(Records from a collection of figures)

-------

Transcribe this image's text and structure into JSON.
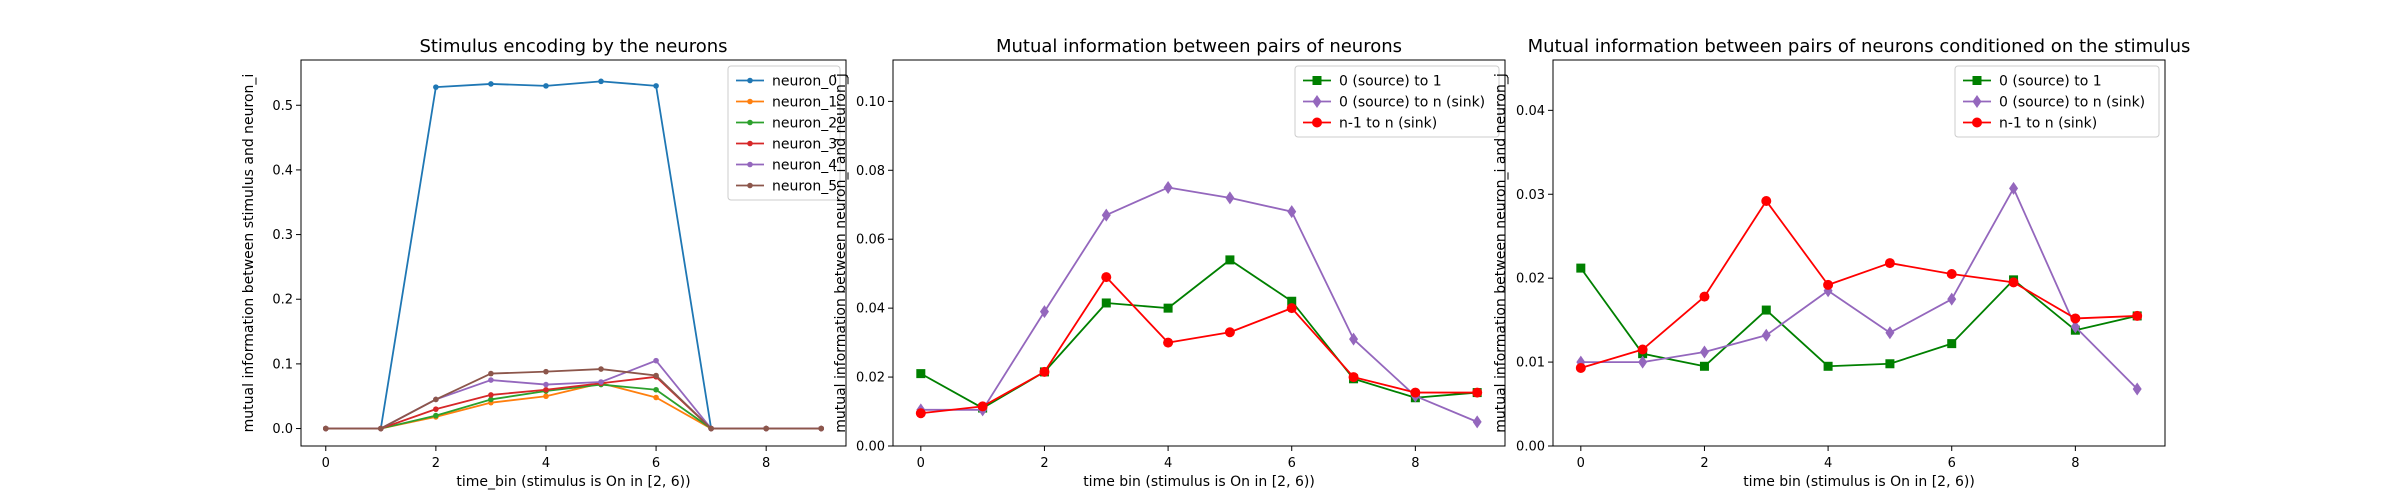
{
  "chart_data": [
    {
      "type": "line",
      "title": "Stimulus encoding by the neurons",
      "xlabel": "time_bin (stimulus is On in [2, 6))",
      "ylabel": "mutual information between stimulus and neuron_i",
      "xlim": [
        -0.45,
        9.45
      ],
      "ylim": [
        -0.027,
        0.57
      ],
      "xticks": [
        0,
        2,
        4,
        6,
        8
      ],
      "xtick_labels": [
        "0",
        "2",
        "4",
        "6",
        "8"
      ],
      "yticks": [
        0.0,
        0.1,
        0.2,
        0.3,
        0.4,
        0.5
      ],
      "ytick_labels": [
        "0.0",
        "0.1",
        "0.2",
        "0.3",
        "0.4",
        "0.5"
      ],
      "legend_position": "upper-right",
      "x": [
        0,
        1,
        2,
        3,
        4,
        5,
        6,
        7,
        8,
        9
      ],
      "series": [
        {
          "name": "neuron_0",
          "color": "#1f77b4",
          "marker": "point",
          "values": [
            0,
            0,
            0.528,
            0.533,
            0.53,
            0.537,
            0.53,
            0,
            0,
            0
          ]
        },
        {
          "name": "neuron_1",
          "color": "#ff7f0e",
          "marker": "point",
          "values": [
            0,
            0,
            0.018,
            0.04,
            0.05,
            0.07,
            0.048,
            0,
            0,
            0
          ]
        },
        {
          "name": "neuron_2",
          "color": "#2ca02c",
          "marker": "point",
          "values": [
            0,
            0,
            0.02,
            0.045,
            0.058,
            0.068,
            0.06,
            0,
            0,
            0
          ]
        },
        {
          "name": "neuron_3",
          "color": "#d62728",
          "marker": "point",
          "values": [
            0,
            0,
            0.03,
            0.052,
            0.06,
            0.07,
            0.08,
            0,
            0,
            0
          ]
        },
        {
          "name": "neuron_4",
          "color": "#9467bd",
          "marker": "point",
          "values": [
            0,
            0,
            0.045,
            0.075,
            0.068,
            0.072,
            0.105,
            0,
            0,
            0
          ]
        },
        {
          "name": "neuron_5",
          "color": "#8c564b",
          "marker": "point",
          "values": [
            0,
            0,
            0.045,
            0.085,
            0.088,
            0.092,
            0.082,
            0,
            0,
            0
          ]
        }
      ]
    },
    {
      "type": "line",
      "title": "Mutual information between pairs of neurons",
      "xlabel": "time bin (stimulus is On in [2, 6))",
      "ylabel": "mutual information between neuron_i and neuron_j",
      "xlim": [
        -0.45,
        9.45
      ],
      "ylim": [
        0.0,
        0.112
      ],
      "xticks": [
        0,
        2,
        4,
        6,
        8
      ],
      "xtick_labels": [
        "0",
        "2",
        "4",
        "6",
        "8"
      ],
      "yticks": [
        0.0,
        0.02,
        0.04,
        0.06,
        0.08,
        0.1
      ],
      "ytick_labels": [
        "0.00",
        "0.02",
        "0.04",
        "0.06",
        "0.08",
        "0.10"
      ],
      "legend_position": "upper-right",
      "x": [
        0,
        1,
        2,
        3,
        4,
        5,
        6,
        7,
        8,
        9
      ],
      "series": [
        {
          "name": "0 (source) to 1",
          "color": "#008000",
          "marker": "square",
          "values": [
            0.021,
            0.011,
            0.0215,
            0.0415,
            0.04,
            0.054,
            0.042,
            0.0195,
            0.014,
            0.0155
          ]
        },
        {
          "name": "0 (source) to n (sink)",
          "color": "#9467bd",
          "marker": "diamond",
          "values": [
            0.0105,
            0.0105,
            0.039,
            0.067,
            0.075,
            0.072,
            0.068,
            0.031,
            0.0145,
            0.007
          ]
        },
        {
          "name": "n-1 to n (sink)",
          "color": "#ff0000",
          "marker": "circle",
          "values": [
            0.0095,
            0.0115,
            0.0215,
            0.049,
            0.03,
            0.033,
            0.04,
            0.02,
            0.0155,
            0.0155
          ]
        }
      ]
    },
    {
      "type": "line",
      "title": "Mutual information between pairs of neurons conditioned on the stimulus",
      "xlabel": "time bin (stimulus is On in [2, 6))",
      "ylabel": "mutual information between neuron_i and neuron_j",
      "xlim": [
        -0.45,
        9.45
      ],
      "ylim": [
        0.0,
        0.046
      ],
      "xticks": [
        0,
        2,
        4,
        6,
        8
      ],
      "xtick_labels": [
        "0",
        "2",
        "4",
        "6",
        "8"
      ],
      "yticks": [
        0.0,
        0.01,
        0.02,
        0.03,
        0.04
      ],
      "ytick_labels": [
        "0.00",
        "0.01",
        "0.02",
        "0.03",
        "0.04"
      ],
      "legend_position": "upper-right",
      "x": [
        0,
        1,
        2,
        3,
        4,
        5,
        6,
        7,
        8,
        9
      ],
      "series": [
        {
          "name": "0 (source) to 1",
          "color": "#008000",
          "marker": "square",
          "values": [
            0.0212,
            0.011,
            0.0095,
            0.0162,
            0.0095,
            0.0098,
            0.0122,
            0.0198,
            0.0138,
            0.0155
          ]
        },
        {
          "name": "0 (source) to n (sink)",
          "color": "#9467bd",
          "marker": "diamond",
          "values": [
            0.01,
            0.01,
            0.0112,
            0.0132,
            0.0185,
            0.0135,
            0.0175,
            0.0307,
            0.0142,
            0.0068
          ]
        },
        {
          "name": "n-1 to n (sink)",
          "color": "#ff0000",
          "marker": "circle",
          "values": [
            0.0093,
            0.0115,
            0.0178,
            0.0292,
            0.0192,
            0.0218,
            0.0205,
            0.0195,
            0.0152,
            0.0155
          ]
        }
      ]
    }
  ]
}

-------

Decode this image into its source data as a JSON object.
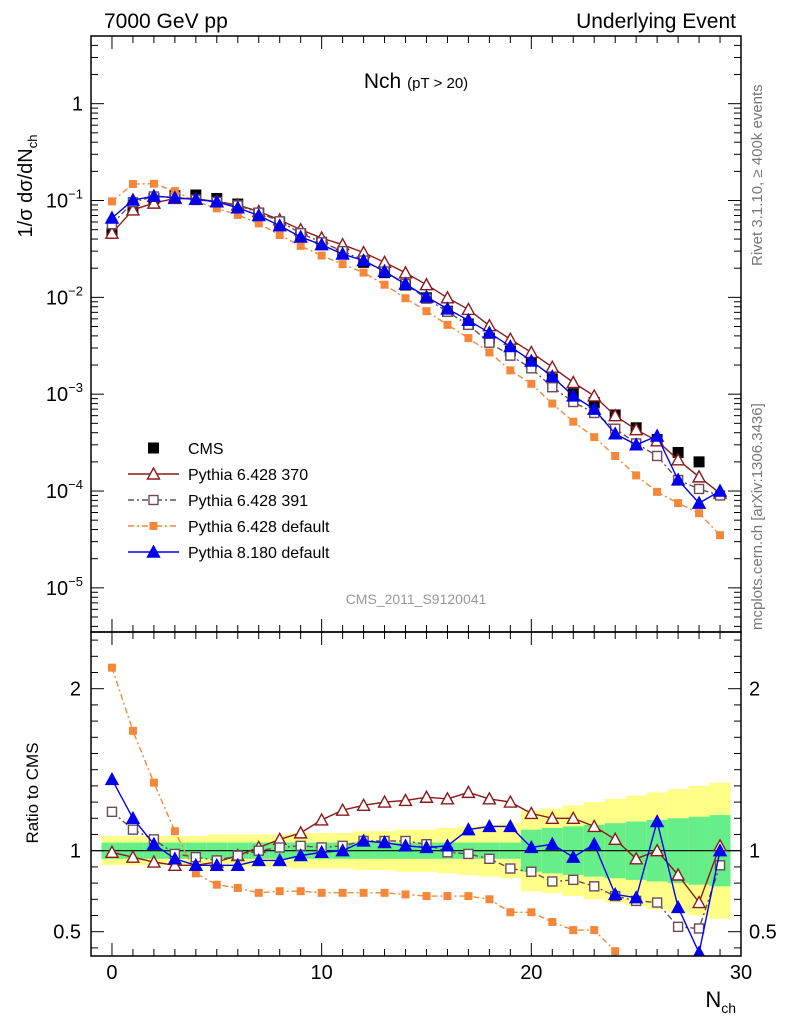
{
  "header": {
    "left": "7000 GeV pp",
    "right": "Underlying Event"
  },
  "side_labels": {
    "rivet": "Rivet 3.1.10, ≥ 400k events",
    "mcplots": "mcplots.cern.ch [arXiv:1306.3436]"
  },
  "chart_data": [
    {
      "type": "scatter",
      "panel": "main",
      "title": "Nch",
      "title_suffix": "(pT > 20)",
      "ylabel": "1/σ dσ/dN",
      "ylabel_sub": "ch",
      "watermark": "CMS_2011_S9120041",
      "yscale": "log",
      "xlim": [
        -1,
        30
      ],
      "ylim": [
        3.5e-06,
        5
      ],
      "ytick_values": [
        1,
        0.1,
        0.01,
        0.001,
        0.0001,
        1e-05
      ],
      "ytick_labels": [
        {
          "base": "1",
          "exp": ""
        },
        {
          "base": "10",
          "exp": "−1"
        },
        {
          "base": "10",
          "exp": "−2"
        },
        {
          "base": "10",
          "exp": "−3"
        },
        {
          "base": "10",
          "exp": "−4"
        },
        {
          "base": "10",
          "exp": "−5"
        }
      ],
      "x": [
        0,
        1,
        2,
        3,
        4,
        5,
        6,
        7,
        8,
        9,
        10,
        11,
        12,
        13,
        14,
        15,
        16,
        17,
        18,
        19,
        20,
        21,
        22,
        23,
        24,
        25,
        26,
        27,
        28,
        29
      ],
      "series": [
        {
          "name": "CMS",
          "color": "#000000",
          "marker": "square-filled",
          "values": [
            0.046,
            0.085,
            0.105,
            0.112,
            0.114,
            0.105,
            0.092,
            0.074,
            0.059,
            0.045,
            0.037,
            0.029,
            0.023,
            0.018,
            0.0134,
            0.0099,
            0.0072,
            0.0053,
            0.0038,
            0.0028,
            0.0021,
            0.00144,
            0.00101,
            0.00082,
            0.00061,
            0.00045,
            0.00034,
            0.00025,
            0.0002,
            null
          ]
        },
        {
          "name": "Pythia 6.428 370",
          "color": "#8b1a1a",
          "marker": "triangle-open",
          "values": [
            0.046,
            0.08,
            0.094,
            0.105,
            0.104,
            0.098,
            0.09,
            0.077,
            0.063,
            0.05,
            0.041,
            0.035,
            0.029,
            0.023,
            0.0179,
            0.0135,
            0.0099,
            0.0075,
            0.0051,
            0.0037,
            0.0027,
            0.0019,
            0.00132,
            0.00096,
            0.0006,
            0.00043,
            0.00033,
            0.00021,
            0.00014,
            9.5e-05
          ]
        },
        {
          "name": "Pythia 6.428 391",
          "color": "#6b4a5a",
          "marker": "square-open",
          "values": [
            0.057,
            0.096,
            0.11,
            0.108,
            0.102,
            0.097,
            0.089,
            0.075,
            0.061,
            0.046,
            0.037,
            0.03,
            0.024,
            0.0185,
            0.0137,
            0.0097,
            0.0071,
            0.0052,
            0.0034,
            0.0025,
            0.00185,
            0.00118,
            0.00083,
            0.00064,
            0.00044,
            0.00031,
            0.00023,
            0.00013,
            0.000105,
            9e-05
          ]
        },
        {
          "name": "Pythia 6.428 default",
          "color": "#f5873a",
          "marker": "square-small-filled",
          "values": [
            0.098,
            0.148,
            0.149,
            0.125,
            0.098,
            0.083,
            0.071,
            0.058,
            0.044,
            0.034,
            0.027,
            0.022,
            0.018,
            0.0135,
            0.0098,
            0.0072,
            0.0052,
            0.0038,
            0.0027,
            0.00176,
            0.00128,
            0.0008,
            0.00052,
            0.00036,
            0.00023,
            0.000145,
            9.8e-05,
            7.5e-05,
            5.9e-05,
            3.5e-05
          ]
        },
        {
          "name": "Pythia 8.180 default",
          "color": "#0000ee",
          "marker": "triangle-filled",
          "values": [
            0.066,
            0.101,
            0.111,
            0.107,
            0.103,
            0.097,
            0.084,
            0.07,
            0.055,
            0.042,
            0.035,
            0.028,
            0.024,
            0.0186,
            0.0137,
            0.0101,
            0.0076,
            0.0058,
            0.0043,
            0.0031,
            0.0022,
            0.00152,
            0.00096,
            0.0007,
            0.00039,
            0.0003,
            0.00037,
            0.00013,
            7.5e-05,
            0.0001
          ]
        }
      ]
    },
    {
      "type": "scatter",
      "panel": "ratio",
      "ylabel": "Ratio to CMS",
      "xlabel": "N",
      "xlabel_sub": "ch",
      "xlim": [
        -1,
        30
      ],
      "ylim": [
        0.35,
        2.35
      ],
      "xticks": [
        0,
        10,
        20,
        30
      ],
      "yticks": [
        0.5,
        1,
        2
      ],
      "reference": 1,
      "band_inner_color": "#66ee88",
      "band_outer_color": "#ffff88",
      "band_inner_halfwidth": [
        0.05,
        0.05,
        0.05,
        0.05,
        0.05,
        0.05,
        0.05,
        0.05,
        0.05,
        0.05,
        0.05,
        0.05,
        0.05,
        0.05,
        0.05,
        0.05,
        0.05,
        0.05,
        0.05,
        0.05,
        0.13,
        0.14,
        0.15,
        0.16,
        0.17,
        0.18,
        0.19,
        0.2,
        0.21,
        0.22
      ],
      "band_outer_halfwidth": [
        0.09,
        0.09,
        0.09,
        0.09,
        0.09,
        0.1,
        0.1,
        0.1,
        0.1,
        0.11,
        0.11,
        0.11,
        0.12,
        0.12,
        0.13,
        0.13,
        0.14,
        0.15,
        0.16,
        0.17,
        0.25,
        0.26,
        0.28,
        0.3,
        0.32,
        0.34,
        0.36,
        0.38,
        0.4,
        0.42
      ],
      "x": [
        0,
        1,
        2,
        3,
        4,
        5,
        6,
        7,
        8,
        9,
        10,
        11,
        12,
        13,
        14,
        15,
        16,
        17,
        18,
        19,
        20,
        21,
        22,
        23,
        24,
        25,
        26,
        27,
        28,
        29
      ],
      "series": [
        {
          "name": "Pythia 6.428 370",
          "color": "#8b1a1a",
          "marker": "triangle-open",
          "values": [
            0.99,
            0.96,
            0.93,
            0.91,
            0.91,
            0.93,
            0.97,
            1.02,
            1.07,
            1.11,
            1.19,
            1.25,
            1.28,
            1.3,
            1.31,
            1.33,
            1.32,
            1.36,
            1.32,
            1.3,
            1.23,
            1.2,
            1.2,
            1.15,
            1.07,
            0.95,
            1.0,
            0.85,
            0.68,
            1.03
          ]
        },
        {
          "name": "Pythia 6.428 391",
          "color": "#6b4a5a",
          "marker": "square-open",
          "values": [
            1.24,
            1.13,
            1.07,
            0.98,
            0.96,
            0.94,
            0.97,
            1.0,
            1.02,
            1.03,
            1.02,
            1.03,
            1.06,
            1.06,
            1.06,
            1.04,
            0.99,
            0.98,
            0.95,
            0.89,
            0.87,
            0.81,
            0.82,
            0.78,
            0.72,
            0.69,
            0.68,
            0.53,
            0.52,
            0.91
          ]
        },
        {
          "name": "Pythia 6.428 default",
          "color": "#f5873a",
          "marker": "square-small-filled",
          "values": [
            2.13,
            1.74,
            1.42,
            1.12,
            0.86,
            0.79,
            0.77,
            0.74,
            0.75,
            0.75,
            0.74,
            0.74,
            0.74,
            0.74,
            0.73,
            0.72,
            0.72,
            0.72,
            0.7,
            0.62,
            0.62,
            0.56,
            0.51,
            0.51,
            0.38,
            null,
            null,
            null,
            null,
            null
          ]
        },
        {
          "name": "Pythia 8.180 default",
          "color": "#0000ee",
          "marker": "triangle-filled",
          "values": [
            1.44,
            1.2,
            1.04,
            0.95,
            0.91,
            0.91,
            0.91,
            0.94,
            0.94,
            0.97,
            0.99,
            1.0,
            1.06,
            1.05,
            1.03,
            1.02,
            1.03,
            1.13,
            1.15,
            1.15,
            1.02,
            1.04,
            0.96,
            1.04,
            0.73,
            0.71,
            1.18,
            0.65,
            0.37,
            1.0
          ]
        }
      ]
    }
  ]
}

-------

PROBLEM TO WORK ON » Extract every line above containing the word "this".

WRITTEN SOLUTION »
Transcribe this image's text and structure into JSON.
Decode this image into its source data as a JSON object.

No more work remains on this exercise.